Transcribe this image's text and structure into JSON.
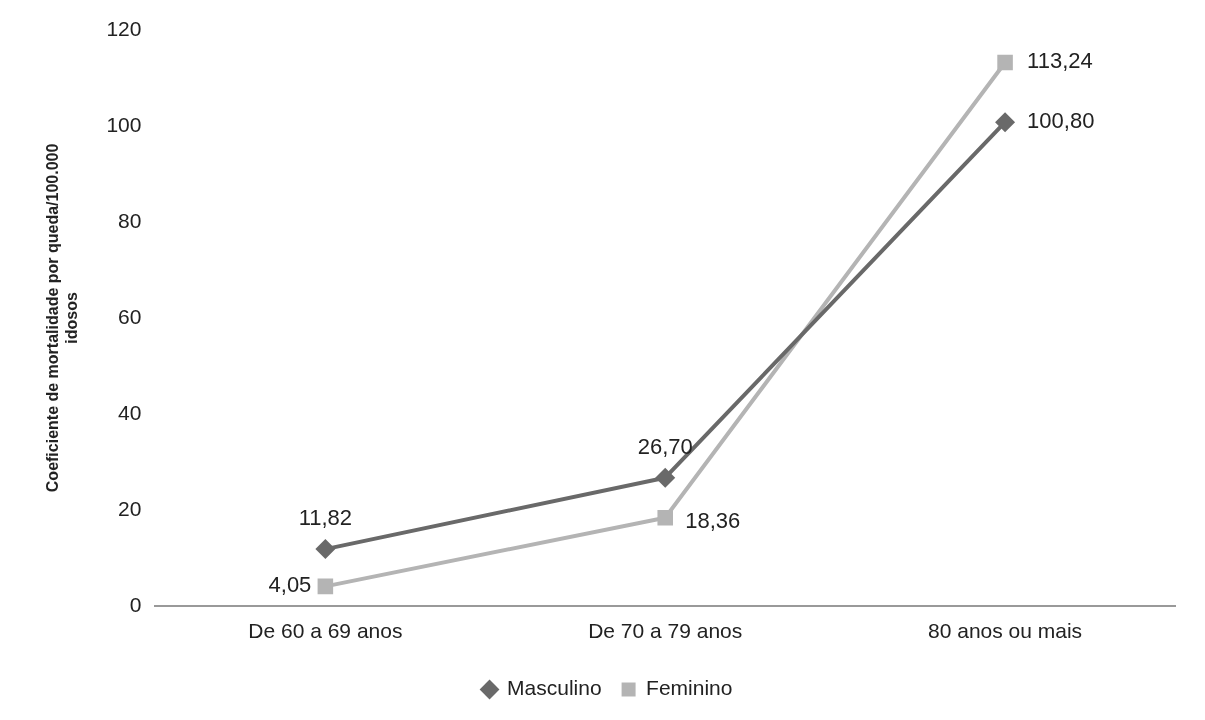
{
  "chart_data": {
    "type": "line",
    "ylabel": "Coeficiente de mortalidade por queda/100.000 idosos",
    "categories": [
      "De 60 a 69 anos",
      "De 70 a 79 anos",
      "80 anos ou mais"
    ],
    "ylim": [
      0,
      120
    ],
    "yticks": [
      0,
      20,
      40,
      60,
      80,
      100,
      120
    ],
    "grid": false,
    "legend": "bottom",
    "series": [
      {
        "name": "Masculino",
        "color": "#696969",
        "marker": "diamond",
        "values": [
          11.82,
          26.7,
          100.8
        ],
        "value_labels": [
          "11,82",
          "26,70",
          "100,80"
        ]
      },
      {
        "name": "Feminino",
        "color": "#b4b4b4",
        "marker": "square",
        "values": [
          4.05,
          18.36,
          113.24
        ],
        "value_labels": [
          "4,05",
          "18,36",
          "113,24"
        ]
      }
    ]
  }
}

★ ★ ★ ★

*What you have to do:* Give an exact copy of the material, leaving out every picture.

*Worked answer:*
Transcribe this image's text and structure into JSON.
{
  "chart_data": {
    "type": "line",
    "ylabel": "Coeficiente de mortalidade por queda/100.000 idosos",
    "categories": [
      "De 60 a 69 anos",
      "De 70 a 79 anos",
      "80 anos ou mais"
    ],
    "ylim": [
      0,
      120
    ],
    "yticks": [
      0,
      20,
      40,
      60,
      80,
      100,
      120
    ],
    "grid": false,
    "legend": "bottom",
    "series": [
      {
        "name": "Masculino",
        "color": "#696969",
        "marker": "diamond",
        "values": [
          11.82,
          26.7,
          100.8
        ],
        "value_labels": [
          "11,82",
          "26,70",
          "100,80"
        ]
      },
      {
        "name": "Feminino",
        "color": "#b4b4b4",
        "marker": "square",
        "values": [
          4.05,
          18.36,
          113.24
        ],
        "value_labels": [
          "4,05",
          "18,36",
          "113,24"
        ]
      }
    ]
  }
}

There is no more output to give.